(Items from a figure collection)
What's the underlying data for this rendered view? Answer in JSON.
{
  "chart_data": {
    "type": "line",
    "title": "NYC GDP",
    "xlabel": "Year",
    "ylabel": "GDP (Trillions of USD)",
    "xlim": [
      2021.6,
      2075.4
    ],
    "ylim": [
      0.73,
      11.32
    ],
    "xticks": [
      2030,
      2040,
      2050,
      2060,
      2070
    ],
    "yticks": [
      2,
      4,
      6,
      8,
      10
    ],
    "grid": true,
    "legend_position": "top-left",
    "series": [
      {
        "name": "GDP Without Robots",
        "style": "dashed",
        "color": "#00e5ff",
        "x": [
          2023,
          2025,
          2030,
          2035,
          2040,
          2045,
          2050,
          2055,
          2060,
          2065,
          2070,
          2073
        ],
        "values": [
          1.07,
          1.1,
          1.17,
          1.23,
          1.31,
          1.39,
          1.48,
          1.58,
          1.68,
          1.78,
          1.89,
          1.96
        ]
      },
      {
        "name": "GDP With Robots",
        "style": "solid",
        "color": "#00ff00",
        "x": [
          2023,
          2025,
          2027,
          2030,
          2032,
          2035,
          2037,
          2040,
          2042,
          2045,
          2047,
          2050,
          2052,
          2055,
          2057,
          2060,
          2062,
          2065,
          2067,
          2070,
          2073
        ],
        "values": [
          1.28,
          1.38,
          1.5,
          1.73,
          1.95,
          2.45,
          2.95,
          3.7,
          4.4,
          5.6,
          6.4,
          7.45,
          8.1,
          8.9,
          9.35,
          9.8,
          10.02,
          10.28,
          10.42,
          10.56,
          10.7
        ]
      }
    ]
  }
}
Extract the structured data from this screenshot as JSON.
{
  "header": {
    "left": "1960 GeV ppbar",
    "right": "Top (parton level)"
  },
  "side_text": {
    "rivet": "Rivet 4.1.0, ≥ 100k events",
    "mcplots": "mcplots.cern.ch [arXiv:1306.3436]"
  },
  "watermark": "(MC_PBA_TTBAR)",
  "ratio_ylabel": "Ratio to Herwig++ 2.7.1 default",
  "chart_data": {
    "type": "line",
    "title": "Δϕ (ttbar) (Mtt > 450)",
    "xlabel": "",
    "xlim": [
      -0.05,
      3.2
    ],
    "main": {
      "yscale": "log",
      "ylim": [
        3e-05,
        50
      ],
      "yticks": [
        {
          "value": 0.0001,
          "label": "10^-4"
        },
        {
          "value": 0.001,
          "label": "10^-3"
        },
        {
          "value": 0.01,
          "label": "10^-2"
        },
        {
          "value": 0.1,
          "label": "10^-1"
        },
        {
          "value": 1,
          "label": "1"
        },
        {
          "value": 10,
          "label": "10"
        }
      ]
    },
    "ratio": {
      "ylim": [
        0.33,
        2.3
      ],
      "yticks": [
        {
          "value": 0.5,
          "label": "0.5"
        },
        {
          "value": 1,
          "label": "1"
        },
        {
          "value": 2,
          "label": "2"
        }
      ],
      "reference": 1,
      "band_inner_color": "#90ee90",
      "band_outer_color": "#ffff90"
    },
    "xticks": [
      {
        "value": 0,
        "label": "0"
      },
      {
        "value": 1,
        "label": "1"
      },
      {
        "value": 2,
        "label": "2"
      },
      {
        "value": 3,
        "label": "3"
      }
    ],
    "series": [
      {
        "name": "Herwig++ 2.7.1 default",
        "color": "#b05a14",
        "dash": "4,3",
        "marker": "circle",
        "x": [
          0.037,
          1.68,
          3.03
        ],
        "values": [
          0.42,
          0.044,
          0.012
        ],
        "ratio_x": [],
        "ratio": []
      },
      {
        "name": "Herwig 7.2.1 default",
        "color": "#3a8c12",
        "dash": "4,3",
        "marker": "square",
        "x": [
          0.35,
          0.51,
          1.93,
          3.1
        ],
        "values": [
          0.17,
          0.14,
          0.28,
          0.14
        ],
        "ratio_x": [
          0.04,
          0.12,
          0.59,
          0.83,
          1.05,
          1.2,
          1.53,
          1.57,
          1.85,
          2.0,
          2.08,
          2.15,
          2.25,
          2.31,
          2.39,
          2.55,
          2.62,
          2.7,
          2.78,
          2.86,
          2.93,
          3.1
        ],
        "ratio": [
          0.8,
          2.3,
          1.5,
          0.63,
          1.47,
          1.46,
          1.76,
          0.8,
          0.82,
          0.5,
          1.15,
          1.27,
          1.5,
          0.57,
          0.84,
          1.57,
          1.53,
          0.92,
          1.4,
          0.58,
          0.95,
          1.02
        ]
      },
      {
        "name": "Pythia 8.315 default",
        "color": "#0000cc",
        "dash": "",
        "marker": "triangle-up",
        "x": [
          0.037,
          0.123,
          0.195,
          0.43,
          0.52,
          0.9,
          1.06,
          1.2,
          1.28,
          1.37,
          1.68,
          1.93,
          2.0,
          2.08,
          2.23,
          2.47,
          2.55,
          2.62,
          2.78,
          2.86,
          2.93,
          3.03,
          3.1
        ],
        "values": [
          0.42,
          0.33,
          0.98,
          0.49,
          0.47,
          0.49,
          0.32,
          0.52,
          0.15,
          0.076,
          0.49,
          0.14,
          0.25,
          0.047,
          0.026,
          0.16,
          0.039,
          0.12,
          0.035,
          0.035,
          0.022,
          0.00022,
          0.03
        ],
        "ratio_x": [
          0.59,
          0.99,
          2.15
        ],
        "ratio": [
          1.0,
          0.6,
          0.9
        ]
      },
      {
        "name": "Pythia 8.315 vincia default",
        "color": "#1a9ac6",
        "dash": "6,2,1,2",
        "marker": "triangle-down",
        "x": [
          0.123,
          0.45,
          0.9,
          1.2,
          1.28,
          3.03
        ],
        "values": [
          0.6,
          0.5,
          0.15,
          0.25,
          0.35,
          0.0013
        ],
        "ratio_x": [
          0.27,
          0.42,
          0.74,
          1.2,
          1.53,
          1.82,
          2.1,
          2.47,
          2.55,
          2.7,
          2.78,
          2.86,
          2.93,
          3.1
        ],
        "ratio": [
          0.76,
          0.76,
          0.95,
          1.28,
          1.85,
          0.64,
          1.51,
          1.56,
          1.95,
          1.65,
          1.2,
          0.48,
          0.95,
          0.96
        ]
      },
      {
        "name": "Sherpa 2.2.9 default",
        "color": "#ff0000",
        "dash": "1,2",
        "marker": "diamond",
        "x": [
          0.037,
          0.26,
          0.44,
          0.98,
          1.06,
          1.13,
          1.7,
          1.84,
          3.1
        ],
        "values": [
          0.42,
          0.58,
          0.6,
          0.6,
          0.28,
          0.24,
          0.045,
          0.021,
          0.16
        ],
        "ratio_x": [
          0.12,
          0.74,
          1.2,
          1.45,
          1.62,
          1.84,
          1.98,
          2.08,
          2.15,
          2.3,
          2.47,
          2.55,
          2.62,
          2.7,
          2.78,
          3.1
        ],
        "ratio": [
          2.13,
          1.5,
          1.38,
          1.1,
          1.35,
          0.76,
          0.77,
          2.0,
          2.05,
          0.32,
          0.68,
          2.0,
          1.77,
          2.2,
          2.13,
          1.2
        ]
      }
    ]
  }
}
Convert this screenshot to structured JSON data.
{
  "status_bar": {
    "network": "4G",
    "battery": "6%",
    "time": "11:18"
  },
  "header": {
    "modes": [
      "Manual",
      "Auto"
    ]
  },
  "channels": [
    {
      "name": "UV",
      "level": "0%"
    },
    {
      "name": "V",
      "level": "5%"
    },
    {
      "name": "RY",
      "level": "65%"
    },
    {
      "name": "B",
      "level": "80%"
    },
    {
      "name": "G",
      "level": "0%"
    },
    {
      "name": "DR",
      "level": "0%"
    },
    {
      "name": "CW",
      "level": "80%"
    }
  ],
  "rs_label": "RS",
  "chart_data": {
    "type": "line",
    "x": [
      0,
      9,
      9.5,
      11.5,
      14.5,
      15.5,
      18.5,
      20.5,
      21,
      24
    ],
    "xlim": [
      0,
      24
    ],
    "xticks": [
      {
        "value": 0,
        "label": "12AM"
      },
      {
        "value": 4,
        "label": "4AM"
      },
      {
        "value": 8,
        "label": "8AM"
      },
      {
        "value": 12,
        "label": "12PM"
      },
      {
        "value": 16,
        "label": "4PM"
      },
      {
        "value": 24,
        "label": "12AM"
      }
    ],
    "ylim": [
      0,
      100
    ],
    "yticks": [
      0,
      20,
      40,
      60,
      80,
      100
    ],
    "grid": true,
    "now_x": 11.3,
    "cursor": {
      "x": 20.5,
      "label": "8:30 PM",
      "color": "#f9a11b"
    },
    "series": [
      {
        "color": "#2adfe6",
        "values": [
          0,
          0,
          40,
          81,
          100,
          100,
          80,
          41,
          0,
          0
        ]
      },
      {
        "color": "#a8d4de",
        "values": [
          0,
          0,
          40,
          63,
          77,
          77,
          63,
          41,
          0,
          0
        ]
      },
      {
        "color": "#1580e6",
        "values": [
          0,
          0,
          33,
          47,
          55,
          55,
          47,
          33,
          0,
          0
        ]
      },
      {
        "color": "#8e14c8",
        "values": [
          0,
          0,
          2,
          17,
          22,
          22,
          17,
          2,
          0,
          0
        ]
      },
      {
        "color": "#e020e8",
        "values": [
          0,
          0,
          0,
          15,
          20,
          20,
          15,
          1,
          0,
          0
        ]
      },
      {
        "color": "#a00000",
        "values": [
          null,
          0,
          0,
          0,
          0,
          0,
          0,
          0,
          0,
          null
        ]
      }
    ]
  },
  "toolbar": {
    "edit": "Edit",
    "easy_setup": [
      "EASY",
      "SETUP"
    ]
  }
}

**Task description:** Tell how many lines of the records above hold the string "left". Give no other text.

**Output:** 2